» 과제 내용:
아래 자료에서 "every"라는 단어가 들어 있는 줄을 모두 찾아 원문 그대로 반환하세요.

» 작업 자료:
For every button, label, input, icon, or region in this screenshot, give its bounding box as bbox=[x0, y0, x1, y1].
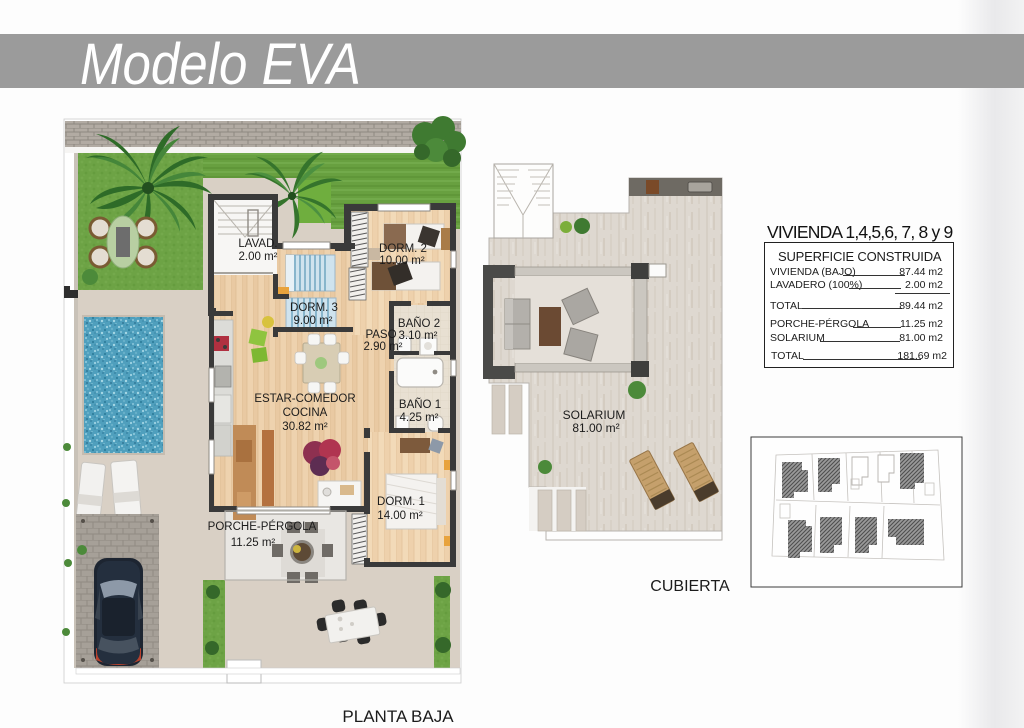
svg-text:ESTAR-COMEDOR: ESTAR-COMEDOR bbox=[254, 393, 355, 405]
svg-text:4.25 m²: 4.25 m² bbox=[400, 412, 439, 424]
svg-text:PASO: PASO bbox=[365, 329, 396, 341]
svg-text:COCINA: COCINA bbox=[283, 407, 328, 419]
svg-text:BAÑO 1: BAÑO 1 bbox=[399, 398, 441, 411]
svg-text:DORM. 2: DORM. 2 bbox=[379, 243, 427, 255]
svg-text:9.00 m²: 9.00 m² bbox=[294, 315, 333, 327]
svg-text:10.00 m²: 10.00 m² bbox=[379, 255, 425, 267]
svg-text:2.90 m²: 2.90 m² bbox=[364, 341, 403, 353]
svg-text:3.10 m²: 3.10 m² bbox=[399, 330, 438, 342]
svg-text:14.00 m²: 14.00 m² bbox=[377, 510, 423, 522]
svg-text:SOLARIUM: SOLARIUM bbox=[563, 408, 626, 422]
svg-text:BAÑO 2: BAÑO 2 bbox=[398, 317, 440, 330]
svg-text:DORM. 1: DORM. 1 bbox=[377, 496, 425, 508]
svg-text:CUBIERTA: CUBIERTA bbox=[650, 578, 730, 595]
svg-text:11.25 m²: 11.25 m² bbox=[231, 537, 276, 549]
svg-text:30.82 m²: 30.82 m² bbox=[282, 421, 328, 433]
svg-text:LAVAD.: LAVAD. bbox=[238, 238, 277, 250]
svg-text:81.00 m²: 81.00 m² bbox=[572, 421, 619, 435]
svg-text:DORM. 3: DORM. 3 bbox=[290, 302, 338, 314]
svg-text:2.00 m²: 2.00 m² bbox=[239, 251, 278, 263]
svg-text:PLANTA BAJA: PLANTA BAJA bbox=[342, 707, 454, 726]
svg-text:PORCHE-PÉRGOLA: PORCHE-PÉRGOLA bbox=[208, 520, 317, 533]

==

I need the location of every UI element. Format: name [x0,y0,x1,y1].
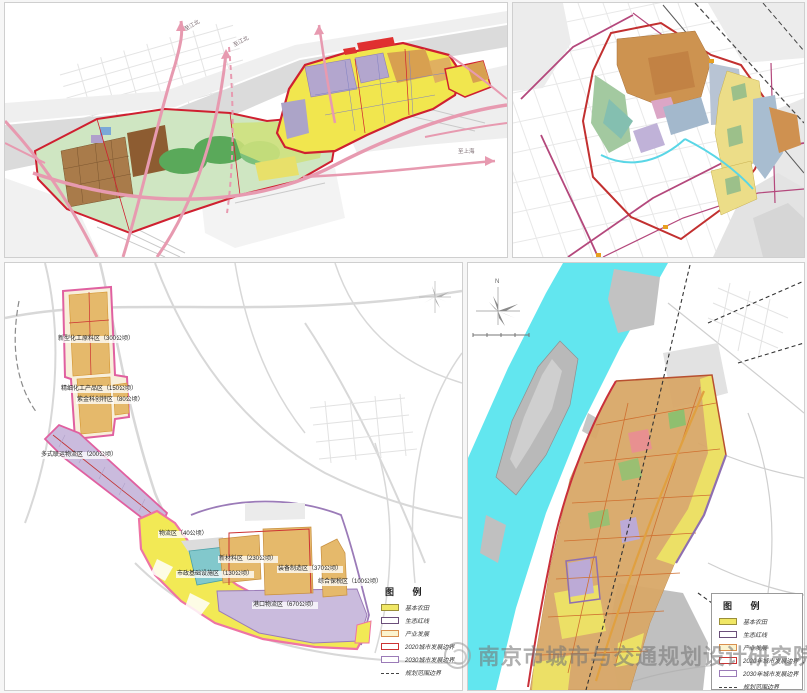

==

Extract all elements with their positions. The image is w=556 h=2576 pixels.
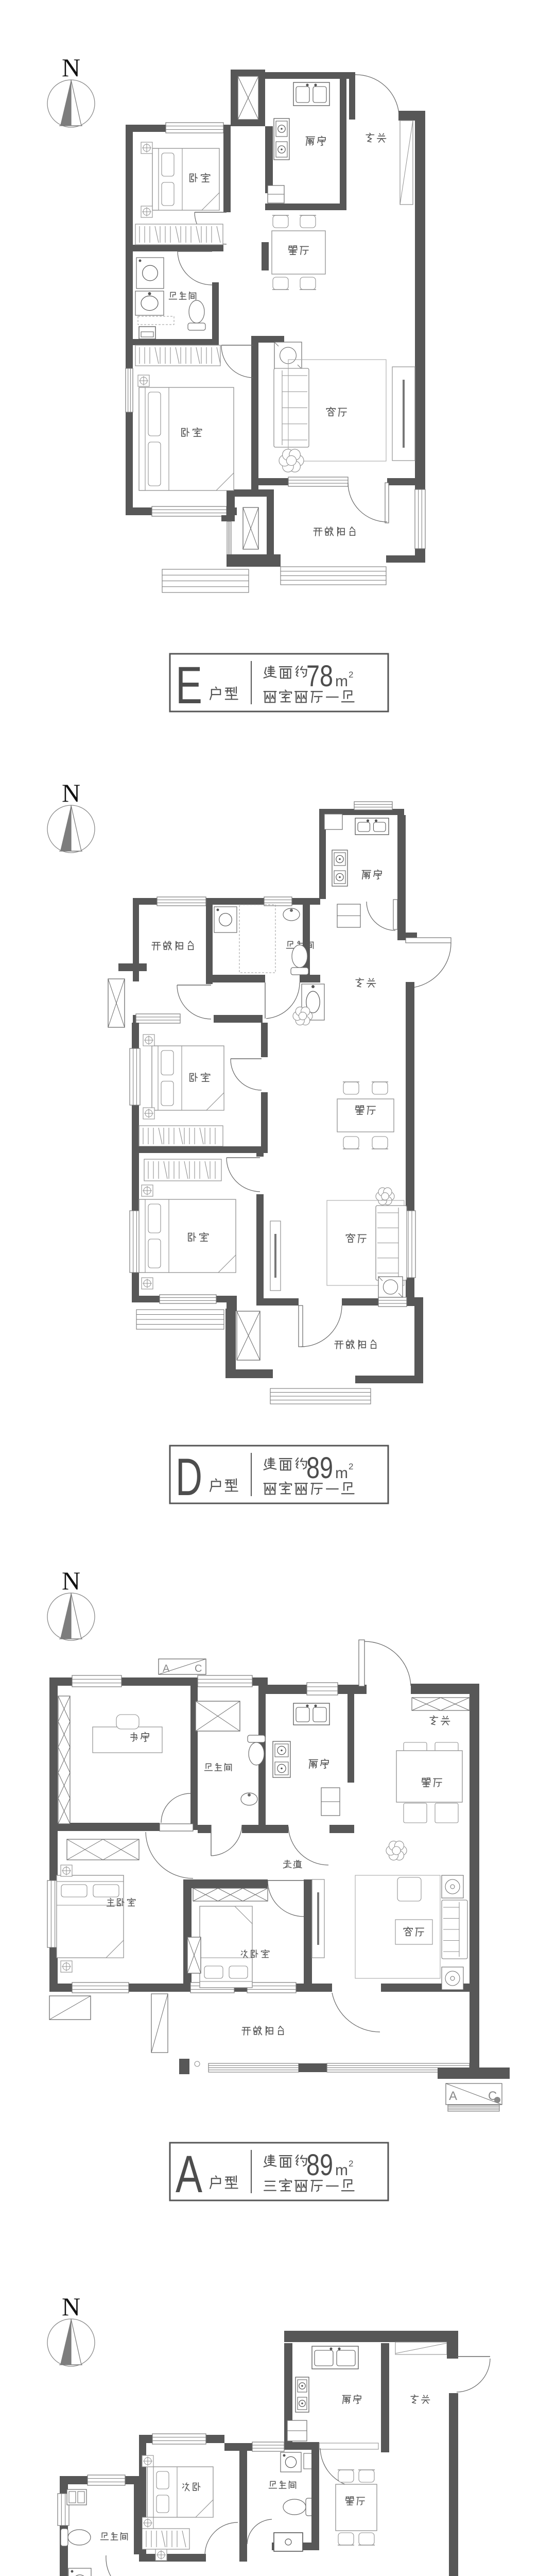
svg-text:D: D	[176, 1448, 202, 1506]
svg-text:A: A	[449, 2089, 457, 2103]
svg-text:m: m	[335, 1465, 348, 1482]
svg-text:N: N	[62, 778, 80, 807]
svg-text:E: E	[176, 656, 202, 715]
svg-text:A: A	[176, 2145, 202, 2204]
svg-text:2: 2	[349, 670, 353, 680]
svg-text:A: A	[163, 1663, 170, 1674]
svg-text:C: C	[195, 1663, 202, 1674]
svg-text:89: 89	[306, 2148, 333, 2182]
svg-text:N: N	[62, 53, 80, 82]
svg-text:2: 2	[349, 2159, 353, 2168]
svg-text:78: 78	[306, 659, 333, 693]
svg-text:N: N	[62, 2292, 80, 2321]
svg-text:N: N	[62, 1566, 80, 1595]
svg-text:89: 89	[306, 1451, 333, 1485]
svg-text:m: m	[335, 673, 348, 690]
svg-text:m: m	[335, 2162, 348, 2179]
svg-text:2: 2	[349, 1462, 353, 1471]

» 작업 결과:
For every button, label, input, icon, or region in this screenshot, give its bounding box as bbox=[x0, y0, x1, y1].
I need the location of every UI element. Format: name [x0,y0,x1,y1].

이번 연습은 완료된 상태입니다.